## WRITTEN TASK
Find the lines of data that contain the string "this", then list them.
_____
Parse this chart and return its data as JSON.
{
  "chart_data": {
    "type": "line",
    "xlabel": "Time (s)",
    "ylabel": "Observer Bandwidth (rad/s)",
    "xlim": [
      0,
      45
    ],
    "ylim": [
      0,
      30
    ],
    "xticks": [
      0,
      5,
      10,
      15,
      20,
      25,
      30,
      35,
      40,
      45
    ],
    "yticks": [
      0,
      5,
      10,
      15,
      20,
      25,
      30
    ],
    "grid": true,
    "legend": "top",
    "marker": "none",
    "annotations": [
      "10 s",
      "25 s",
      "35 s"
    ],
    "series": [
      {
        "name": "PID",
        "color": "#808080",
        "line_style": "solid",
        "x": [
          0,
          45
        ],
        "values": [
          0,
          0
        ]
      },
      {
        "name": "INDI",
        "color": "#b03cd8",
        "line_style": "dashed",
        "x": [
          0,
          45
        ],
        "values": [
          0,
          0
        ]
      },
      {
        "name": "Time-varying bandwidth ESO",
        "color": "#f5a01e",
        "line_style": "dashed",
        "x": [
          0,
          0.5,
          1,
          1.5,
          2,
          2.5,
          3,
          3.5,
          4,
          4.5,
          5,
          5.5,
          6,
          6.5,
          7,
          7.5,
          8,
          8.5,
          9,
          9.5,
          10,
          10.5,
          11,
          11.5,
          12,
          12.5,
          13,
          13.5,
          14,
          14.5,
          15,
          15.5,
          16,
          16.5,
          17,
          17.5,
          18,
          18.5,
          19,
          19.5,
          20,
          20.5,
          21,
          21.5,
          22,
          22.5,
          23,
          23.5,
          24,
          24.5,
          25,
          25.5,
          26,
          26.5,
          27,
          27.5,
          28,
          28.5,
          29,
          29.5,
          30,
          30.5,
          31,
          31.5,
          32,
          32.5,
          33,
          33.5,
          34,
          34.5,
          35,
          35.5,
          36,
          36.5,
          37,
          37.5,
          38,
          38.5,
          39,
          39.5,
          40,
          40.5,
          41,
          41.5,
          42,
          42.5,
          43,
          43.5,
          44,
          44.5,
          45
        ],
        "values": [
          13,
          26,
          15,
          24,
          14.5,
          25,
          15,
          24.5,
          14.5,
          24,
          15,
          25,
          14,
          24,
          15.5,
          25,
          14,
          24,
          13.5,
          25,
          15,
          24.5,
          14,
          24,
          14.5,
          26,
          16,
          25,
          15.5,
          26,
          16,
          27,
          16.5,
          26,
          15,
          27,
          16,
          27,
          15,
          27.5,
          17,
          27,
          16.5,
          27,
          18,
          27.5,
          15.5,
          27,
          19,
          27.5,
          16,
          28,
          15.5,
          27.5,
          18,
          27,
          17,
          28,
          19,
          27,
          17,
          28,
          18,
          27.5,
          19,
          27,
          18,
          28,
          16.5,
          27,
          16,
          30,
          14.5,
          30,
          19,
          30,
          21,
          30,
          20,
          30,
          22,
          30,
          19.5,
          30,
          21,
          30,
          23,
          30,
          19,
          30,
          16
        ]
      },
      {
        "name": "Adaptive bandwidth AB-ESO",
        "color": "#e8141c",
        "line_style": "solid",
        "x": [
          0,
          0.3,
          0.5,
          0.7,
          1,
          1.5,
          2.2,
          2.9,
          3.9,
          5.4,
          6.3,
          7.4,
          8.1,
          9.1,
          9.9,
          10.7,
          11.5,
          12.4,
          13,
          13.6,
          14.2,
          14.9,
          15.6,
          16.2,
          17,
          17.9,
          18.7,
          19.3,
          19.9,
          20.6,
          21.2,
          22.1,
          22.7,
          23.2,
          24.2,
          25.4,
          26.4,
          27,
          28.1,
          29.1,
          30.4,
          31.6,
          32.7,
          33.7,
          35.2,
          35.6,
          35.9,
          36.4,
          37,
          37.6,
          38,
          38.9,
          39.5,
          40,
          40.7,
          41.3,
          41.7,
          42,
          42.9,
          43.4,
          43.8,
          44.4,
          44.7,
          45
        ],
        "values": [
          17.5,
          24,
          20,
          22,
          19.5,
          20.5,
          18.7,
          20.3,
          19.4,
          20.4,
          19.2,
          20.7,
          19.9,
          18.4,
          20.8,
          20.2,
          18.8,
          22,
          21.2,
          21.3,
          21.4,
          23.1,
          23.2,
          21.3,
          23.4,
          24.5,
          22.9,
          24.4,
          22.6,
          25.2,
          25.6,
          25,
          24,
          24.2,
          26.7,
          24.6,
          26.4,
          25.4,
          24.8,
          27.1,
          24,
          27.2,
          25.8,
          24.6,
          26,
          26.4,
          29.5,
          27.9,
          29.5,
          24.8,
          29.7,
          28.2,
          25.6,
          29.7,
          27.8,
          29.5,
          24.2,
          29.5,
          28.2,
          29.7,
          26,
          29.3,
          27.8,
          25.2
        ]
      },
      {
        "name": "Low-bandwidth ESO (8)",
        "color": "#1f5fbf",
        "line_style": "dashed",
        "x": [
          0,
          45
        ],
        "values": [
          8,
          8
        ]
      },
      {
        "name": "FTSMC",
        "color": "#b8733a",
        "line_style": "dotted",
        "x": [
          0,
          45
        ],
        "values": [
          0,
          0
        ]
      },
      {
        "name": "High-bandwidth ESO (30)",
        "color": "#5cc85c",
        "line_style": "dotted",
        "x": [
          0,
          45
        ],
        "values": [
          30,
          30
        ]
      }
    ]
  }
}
_____
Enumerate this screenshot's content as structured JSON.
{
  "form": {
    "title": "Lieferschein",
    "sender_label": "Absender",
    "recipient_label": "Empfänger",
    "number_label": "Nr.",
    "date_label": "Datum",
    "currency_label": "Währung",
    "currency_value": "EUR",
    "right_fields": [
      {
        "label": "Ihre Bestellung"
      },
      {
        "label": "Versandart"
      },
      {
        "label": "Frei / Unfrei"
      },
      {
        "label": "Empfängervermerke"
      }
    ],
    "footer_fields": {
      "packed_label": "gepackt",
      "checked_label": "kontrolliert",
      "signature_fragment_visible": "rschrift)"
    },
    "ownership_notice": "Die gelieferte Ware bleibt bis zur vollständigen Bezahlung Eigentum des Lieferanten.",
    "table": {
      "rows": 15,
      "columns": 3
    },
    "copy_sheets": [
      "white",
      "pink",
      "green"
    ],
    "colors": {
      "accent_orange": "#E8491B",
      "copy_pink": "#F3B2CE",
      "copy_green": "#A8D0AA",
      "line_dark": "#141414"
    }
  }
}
_____
## CORRECT OUTPUT
Parse this chart and return its data as JSON.
Enumerate this screenshot's content as structured JSON.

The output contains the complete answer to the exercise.